### Text under study
####
In an analysis reported in the Journal of Clinical Oncology, Verheijden et al found that higher peak corticosteroid doses for patients with immune-related adverse events were associated with poorer outcomes in patients receiving immune checkpoint inhibitors (ICIs) for solid tumors.
Study Details
The study involved data from 1,959 patients receiving combined anti–PD-1 and anti–CTLA-4 treatment in six international phase II/III European Medicines Agency registrational trials: CheckMate trials 067 (for advanced melanoma, n = 313), 142 (for microsatellite instability–high or mismatch repair–deficient colorectal cancer, n = 119), 214 (for advanced renal cell carcinoma, n = 547), 648 (for advanced esophageal squamous cell carcinoma, n = 322), 743 (for malignant pleural mesothelioma, n = 300), and 9LA (for metastatic non–small cell lung cancer, n = 358).
Key Findings
Among the 1,959 patients in the study population, 834 were treated with immunosuppression for immune-related adverse events. A total of 832 received corticosteroids, and 81 received second-line immunosuppressants.
High corticosteroid peak dose was associated with worse progression-free survival, with adjusted hazard ratios of 1.15 (95% confidence interval [CI] = 1.02–1.29) for 1 mg/kg vs 0.5 mg/kg prednisolone-equivalent and 1.43 (95% CI = 1.05–1.96) for 2 mg/kg vs 0.5 mg/kg prednisolone-equivalent. Similar effects were observed for overall survival, with adjusted hazard ratios of 1.21 (95% CI = 1.06–1.39) for 1 mg/kg vs 0.5 mg/kg and 1.66 (95% CI = 1.17–2.37) for 2 mg/kg vs 0.5 mg/kg.
####
### Given information
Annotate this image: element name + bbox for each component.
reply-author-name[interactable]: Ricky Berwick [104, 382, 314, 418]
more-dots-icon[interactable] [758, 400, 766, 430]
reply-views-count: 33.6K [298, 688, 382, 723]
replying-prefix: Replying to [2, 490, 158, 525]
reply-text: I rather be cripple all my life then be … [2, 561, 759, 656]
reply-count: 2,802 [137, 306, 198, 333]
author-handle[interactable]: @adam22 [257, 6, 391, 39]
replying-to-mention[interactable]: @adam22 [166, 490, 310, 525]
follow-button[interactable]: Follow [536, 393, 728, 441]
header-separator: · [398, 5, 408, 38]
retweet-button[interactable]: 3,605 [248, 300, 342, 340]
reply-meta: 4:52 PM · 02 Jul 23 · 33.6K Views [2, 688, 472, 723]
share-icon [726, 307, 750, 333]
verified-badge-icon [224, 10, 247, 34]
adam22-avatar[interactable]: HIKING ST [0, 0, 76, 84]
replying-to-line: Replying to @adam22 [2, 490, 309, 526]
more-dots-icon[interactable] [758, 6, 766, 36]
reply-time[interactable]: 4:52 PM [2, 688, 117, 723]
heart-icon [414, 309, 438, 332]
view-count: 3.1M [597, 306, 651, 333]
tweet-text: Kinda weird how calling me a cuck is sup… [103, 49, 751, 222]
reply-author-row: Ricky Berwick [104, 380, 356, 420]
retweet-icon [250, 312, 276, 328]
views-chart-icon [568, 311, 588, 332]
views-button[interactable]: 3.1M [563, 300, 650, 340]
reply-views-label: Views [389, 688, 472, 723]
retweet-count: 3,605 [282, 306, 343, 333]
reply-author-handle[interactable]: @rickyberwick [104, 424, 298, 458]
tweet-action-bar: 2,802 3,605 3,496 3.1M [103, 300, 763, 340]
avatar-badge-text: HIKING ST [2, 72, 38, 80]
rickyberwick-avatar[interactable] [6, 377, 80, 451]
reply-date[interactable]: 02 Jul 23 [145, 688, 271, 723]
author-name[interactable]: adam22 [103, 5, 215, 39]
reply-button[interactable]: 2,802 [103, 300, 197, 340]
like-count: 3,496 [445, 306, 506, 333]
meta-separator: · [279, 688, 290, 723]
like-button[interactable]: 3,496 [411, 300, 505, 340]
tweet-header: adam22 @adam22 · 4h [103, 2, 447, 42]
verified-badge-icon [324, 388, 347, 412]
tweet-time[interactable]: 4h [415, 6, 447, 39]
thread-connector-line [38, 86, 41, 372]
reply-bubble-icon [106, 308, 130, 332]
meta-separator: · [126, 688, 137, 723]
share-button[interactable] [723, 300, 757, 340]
####
### Work order 1
According to the report on corticosteroid dosing and checkpoint inhibitor outcomes, how many patients in the study population received second-line immunosuppressants?
### Work order 2
Resume the report on corticosteroid dosing and checkpoint inhibitor outcomes, starting immediately after its final sentence.
The data is not required for what follows.

### Task response 1
81 patients received second-line immunosuppressants.

### Task response 2
Higher cumulative corticosteroid dose was not significantly associated with outcomes; each 1,000-mg increase was associated with adjusted hazard ratios of 0.98 (95% CI = 0.93–1.03) for progression-free survival and 0.96 (95% CI = 0.91–1.01) for overall survival.
No apparent associations were found between second-line immunosuppressant use vs no use and progression-free survival (adjusted hazard ratio [HR] = 1.23, 95% CI = 0.90–1.68) or overall survival (adjusted HR = 1.25, 95% CI = 0.88–1.77).
The investigators concluded: “Higher corticosteroid peak dose for immune-related adverse events is associated with worse survival across tumor types, while cumulative dose is not. Too few patients received second-line immunosuppressants to confirm or reject an association with survival. These data argue for a reconsideration of immune-related adverse event management approaches, starting with lower corticosteroid dose whenever feasible.”
Karijn P.M. Suijkerbuijk, MD, PhD, of the Department of Medical Oncology, University Medical Center Utrecht, Utrecht University, the Netherlands, is the corresponding author of the Journal of Clinical Oncology article.
Disclosure: For full disclosures of the study authors, visit ascopubs.org.